Data items

========================

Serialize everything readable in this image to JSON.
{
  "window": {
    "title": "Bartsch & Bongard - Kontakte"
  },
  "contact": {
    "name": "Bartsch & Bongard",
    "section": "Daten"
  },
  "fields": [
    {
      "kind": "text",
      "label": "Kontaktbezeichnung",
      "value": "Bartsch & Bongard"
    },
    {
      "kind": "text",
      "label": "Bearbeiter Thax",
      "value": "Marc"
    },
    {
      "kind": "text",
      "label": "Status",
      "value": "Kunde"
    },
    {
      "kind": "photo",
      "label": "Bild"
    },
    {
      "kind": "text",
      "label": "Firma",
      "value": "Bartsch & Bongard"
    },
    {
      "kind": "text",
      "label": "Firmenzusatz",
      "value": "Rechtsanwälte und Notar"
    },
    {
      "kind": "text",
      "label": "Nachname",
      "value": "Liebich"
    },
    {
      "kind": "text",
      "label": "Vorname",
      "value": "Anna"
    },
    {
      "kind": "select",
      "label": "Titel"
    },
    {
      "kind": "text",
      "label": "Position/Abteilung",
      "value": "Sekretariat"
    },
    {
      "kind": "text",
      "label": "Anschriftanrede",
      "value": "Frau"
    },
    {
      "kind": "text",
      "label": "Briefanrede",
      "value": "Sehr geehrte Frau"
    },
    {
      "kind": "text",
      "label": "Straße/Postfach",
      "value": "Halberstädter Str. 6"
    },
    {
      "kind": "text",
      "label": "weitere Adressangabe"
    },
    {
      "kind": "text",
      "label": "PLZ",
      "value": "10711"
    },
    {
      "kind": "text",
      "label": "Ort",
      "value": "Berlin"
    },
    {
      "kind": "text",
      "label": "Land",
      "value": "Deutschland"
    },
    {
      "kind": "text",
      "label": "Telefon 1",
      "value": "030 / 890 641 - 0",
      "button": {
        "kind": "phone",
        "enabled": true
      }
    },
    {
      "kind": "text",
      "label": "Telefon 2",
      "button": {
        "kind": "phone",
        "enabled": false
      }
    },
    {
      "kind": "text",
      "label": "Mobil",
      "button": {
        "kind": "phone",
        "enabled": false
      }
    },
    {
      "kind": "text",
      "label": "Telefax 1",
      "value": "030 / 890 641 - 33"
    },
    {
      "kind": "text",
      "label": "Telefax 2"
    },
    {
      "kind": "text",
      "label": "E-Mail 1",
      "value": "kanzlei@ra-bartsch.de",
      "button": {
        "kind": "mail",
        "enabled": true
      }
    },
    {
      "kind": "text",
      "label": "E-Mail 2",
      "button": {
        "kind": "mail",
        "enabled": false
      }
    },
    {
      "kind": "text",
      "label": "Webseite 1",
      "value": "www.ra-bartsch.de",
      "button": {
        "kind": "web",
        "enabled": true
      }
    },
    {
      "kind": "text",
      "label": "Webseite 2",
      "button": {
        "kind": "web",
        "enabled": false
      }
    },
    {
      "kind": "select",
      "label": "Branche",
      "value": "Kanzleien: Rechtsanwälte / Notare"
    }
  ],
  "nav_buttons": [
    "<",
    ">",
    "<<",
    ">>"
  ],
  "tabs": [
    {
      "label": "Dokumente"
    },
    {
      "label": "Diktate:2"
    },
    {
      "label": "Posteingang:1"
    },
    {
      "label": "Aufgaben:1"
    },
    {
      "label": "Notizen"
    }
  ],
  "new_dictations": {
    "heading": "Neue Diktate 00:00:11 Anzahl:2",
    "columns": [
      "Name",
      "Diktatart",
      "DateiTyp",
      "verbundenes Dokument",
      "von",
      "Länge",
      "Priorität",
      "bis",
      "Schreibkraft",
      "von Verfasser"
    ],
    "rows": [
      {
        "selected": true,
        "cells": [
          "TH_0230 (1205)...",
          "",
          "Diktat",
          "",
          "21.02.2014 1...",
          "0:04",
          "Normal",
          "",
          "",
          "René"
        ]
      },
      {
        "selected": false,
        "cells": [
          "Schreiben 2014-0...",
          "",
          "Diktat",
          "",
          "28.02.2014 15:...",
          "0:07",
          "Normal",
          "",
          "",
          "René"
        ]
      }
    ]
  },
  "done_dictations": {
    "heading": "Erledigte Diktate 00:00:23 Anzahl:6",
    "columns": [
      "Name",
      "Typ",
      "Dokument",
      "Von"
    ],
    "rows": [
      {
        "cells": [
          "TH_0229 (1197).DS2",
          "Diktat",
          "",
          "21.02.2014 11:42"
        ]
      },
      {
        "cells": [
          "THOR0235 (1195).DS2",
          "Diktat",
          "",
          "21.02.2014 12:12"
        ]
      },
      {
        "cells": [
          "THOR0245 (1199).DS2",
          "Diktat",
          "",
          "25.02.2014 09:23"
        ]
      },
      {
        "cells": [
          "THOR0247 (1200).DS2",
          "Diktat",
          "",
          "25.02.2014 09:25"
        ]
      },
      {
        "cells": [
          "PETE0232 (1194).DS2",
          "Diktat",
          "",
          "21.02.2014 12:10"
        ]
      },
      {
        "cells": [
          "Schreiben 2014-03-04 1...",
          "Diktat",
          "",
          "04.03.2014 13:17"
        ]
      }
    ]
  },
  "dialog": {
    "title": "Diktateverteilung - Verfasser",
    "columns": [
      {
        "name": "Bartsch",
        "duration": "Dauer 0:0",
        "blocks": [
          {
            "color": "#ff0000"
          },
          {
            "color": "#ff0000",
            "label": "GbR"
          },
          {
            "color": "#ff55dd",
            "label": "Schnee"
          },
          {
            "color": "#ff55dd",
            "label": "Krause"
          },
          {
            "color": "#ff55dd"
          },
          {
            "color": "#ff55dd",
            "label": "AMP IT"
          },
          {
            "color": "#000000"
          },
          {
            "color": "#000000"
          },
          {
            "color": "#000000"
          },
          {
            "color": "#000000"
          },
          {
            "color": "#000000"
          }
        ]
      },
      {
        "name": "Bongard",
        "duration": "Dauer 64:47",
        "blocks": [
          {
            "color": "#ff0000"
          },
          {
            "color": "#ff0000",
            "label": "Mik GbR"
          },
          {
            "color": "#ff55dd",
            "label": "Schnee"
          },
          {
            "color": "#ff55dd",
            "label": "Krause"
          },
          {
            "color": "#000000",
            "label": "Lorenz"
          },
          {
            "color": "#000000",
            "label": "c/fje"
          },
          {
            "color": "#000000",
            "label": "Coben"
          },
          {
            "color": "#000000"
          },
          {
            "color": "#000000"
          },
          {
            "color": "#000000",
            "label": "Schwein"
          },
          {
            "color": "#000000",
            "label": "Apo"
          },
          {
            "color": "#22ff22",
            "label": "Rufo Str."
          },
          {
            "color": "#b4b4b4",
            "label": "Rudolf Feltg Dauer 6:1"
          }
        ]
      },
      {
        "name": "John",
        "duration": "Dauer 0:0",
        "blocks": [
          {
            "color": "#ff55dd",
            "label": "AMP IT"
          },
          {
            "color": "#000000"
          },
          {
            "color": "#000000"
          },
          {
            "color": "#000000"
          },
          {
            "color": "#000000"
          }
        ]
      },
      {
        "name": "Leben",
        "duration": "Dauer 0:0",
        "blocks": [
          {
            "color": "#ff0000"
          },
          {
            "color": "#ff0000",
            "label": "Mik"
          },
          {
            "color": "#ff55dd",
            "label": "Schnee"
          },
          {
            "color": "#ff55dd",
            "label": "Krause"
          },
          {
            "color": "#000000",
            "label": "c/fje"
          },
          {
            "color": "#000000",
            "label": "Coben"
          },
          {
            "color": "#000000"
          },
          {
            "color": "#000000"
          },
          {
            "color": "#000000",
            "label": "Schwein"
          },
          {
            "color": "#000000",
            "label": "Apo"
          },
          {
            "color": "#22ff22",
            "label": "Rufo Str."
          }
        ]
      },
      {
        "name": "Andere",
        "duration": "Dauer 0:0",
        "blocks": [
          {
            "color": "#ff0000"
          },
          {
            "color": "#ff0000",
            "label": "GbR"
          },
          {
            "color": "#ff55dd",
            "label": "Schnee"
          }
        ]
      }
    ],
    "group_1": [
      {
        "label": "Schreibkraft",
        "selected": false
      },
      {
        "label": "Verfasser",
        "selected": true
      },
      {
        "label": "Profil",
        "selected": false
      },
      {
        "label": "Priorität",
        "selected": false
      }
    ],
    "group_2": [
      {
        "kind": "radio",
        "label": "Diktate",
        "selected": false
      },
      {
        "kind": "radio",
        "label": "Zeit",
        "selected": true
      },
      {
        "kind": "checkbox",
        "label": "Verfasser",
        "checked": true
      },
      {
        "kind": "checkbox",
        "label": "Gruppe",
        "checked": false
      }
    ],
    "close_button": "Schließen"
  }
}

========================

# TASK DESCRIPTION
Tally the lines holding the string "Bongard" and give only the count.

# FULL OUTPUT
5